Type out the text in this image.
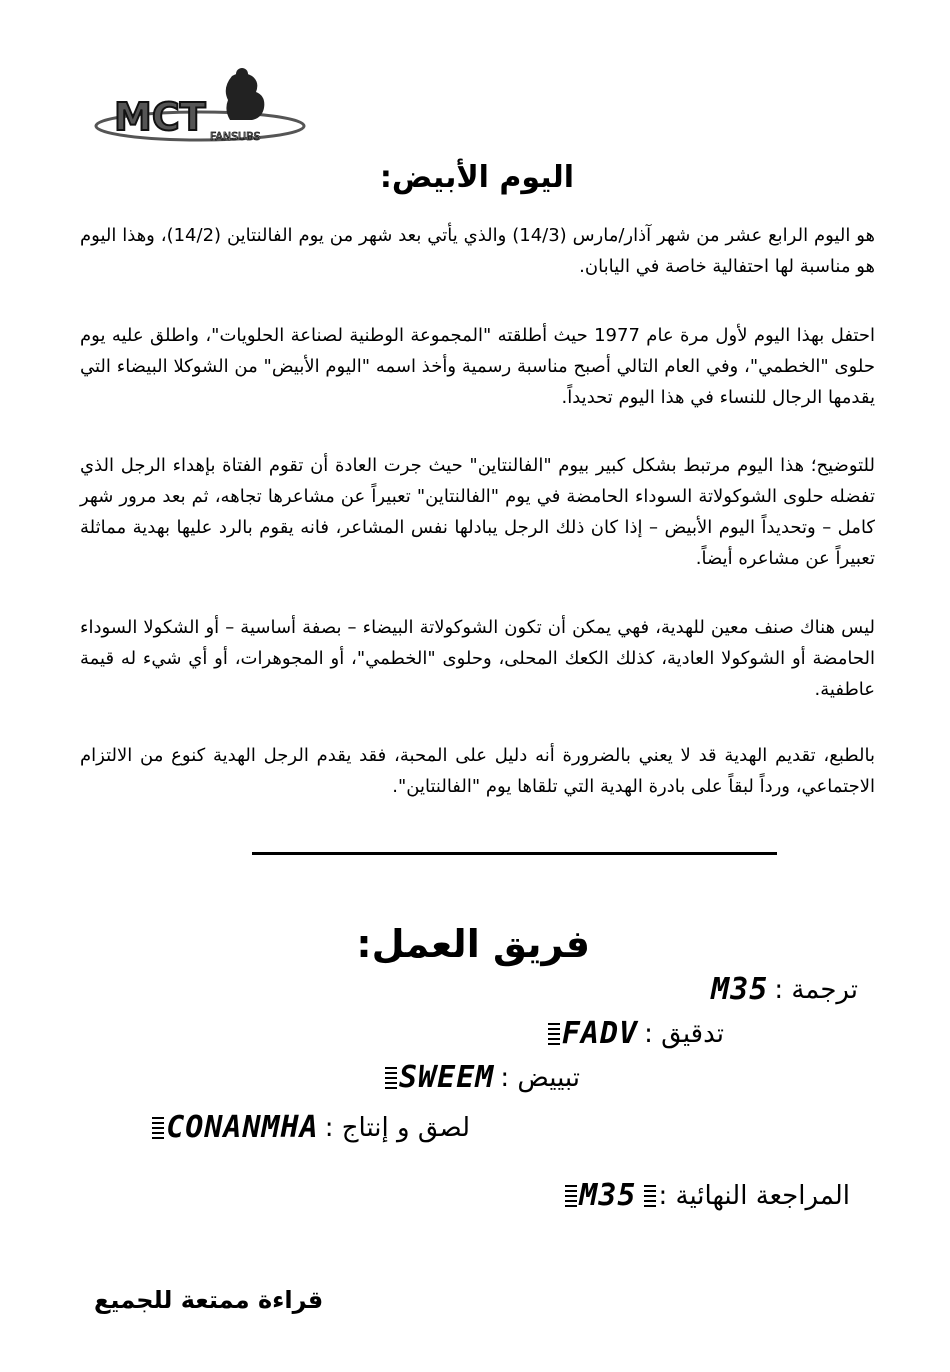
MCT FANSUBS
اليوم الأبيض:

هو اليوم الرابع عشر من شهر آذار/مارس (14/3) والذي يأتي بعد شهر من يوم الفالنتاين (14/2)، وهذا اليوم هو مناسبة لها احتفالية خاصة في اليابان.

احتفل بهذا اليوم لأول مرة عام 1977 حيث أطلقته "المجموعة الوطنية لصناعة الحلويات"، واطلق عليه يوم حلوى "الخطمي"، وفي العام التالي أصبح مناسبة رسمية وأخذ اسمه "اليوم الأبيض" من الشوكلا البيضاء التي يقدمها الرجال للنساء في هذا اليوم تحديداً.

للتوضيح؛ هذا اليوم مرتبط بشكل كبير بيوم "الفالنتاين" حيث جرت العادة أن تقوم الفتاة بإهداء الرجل الذي تفضله حلوى الشوكولاتة السوداء الحامضة في يوم "الفالنتاين" تعبيراً عن مشاعرها تجاهه، ثم بعد مرور شهر كامل – وتحديداً اليوم الأبيض – إذا كان ذلك الرجل يبادلها نفس المشاعر، فانه يقوم بالرد عليها بهدية مماثلة تعبيراً عن مشاعره أيضاً.

ليس هناك صنف معين للهدية، فهي يمكن أن تكون الشوكولاتة البيضاء – بصفة أساسية – أو الشكولا السوداء الحامضة أو الشوكولا العادية، كذلك الكعك المحلى، وحلوى "الخطمي"، أو المجوهرات، أو أي شيء له قيمة عاطفية.

بالطبع، تقديم الهدية قد لا يعني بالضرورة أنه دليل على المحبة، فقد يقدم الرجل الهدية كنوع من الالتزام الاجتماعي، ورداً لبقاً على بادرة الهدية التي تلقاها يوم "الفالنتاين".

فريق العمل:
ترجمة :
M35
تدقيق :
FADV
تبييض :
SWEEM
لصق و إنتاج :
CONANMHA
المراجعة النهائية :
M35

قراءة ممتعة للجميع
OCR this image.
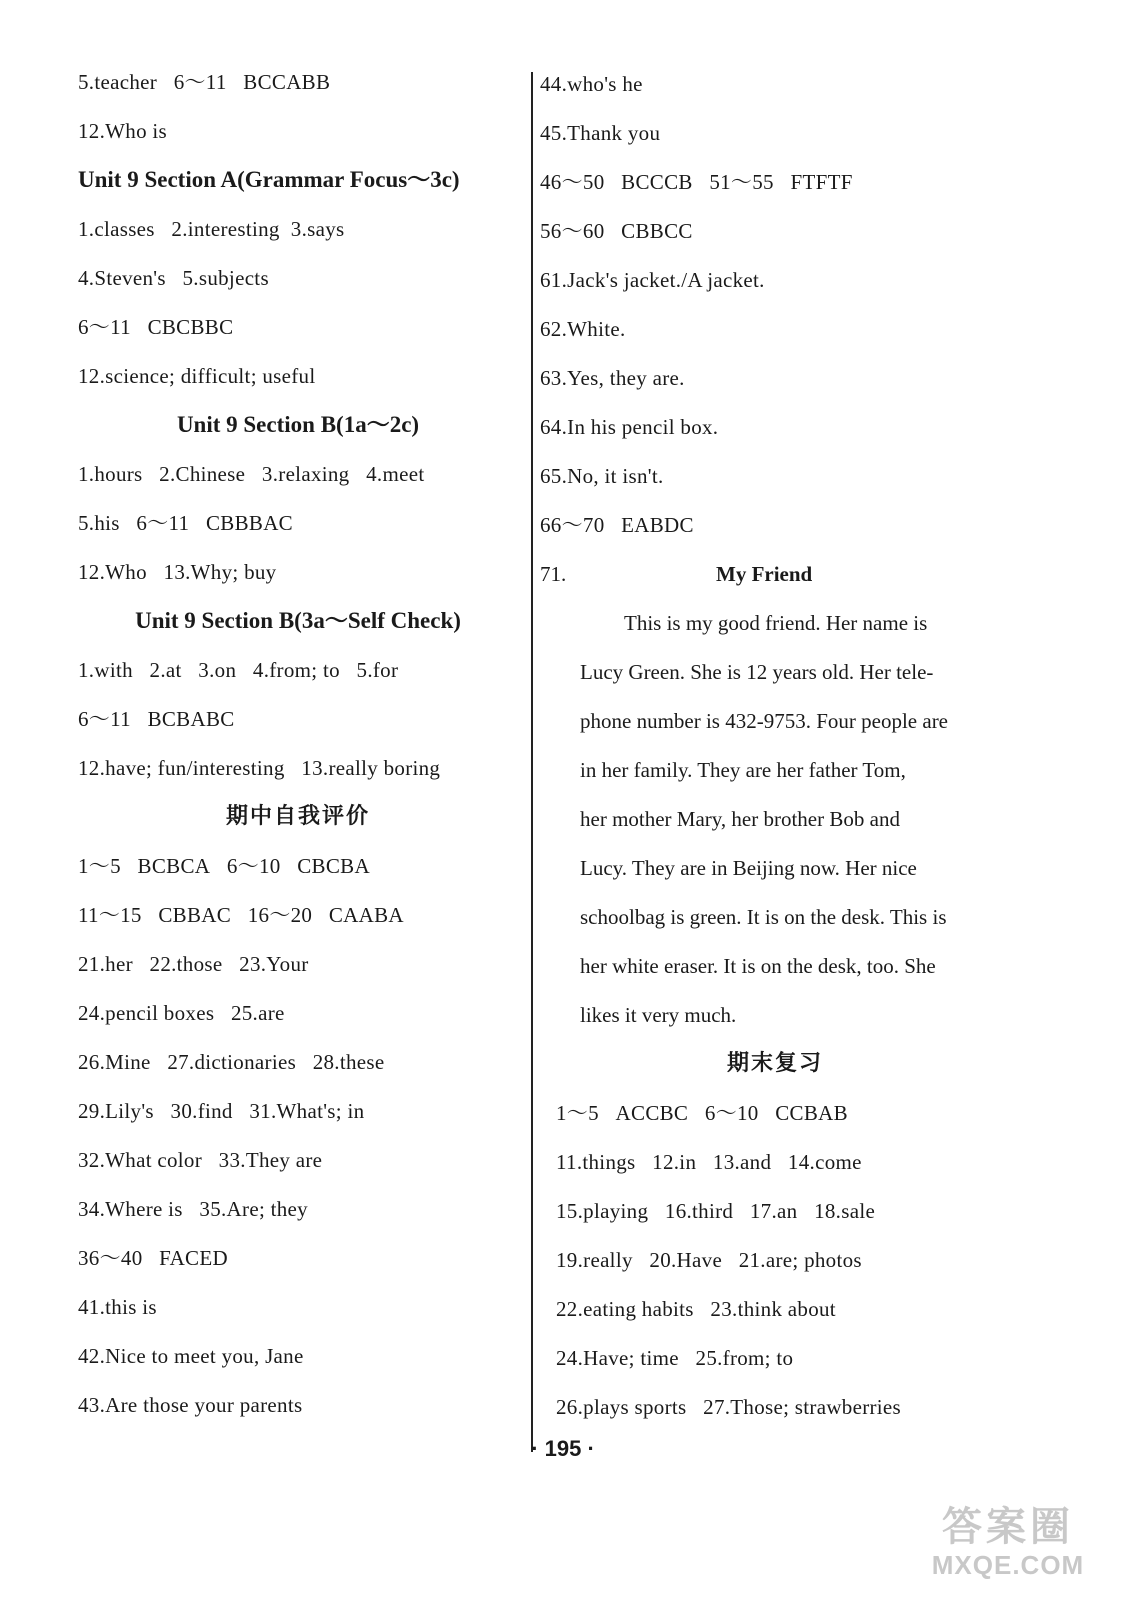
5.teacher   6～11   BCCABB
12.Who is
Unit 9 Section A(Grammar Focus～3c)
1.classes   2.interesting  3.says
4.Steven's   5.subjects
6～11   CBCBBC
12.science; difficult; useful
Unit 9 Section B(1a～2c)
1.hours   2.Chinese   3.relaxing   4.meet
5.his   6～11   CBBBAC
12.Who   13.Why; buy
Unit 9 Section B(3a～Self Check)
1.with   2.at   3.on   4.from; to   5.for
6～11   BCBABC
12.have; fun/interesting   13.really boring
期中自我评价
1～5   BCBCA   6～10   CBCBA
11～15   CBBAC   16～20   CAABA
21.her   22.those   23.Your
24.pencil boxes   25.are
26.Mine   27.dictionaries   28.these
29.Lily's   30.find   31.What's; in
32.What color   33.They are
34.Where is   35.Are; they
36～40   FACED
41.this is
42.Nice to meet you, Jane
43.Are those your parents
44.who's he
45.Thank you
46～50   BCCCB   51～55   FTFTF
56～60   CBBCC
61.Jack's jacket./A jacket.
62.White.
63.Yes, they are.
64.In his pencil box.
65.No, it isn't.
66～70   EABDC
71.	My Friend
This is my good friend. Her name is
Lucy Green. She is 12 years old. Her tele-
phone number is 432-9753. Four people are
in her family. They are her father Tom,
her mother Mary, her brother Bob and
Lucy. They are in Beijing now. Her nice
schoolbag is green. It is on the desk. This is
her white eraser. It is on the desk, too. She
likes it very much.
期末复习
1～5   ACCBC   6～10   CCBAB
11.things   12.in   13.and   14.come
15.playing   16.third   17.an   18.sale
19.really   20.Have   21.are; photos
22.eating habits   23.think about
24.Have; time   25.from; to
26.plays sports   27.Those; strawberries
· 195 ·
答案圈
MXQE.COM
────────────────────
◆ Task to carry out:
Repeat all the records above exactly, leaving out any pictures.

◆ Task response:
Type out the text in this image.
MCT FANSUBS
اليوم الأبيض:

هو اليوم الرابع عشر من شهر آذار/مارس (14/3) والذي يأتي بعد شهر من يوم الفالنتاين (14/2)، وهذا اليوم هو مناسبة لها احتفالية خاصة في اليابان.

احتفل بهذا اليوم لأول مرة عام 1977 حيث أطلقته "المجموعة الوطنية لصناعة الحلويات"، واطلق عليه يوم حلوى "الخطمي"، وفي العام التالي أصبح مناسبة رسمية وأخذ اسمه "اليوم الأبيض" من الشوكلا البيضاء التي يقدمها الرجال للنساء في هذا اليوم تحديداً.

للتوضيح؛ هذا اليوم مرتبط بشكل كبير بيوم "الفالنتاين" حيث جرت العادة أن تقوم الفتاة بإهداء الرجل الذي تفضله حلوى الشوكولاتة السوداء الحامضة في يوم "الفالنتاين" تعبيراً عن مشاعرها تجاهه، ثم بعد مرور شهر كامل – وتحديداً اليوم الأبيض – إذا كان ذلك الرجل يبادلها نفس المشاعر، فانه يقوم بالرد عليها بهدية مماثلة تعبيراً عن مشاعره أيضاً.

ليس هناك صنف معين للهدية، فهي يمكن أن تكون الشوكولاتة البيضاء – بصفة أساسية – أو الشكولا السوداء الحامضة أو الشوكولا العادية، كذلك الكعك المحلى، وحلوى "الخطمي"، أو المجوهرات، أو أي شيء له قيمة عاطفية.

بالطبع، تقديم الهدية قد لا يعني بالضرورة أنه دليل على المحبة، فقد يقدم الرجل الهدية كنوع من الالتزام الاجتماعي، ورداً لبقاً على بادرة الهدية التي تلقاها يوم "الفالنتاين".

فريق العمل:
ترجمة :
M35
تدقيق :
FADV
تبييض :
SWEEM
لصق و إنتاج :
CONANMHA
المراجعة النهائية :
M35

قراءة ممتعة للجميع
OCR this image.
5.teacher   6～11   BCCABB
12.Who is
Unit 9 Section A(Grammar Focus～3c)
1.classes   2.interesting  3.says
4.Steven's   5.subjects
6～11   CBCBBC
12.science; difficult; useful
Unit 9 Section B(1a～2c)
1.hours   2.Chinese   3.relaxing   4.meet
5.his   6～11   CBBBAC
12.Who   13.Why; buy
Unit 9 Section B(3a～Self Check)
1.with   2.at   3.on   4.from; to   5.for
6～11   BCBABC
12.have; fun/interesting   13.really boring
期中自我评价
1～5   BCBCA   6～10   CBCBA
11～15   CBBAC   16～20   CAABA
21.her   22.those   23.Your
24.pencil boxes   25.are
26.Mine   27.dictionaries   28.these
29.Lily's   30.find   31.What's; in
32.What color   33.They are
34.Where is   35.Are; they
36～40   FACED
41.this is
42.Nice to meet you, Jane
43.Are those your parents
44.who's he
45.Thank you
46～50   BCCCB   51～55   FTFTF
56～60   CBBCC
61.Jack's jacket./A jacket.
62.White.
63.Yes, they are.
64.In his pencil box.
65.No, it isn't.
66～70   EABDC
71.	My Friend
This is my good friend. Her name is
Lucy Green. She is 12 years old. Her tele-
phone number is 432-9753. Four people are
in her family. They are her father Tom,
her mother Mary, her brother Bob and
Lucy. They are in Beijing now. Her nice
schoolbag is green. It is on the desk. This is
her white eraser. It is on the desk, too. She
likes it very much.
期末复习
1～5   ACCBC   6～10   CCBAB
11.things   12.in   13.and   14.come
15.playing   16.third   17.an   18.sale
19.really   20.Have   21.are; photos
22.eating habits   23.think about
24.Have; time   25.from; to
26.plays sports   27.Those; strawberries
· 195 ·
答案圈
MXQE.COM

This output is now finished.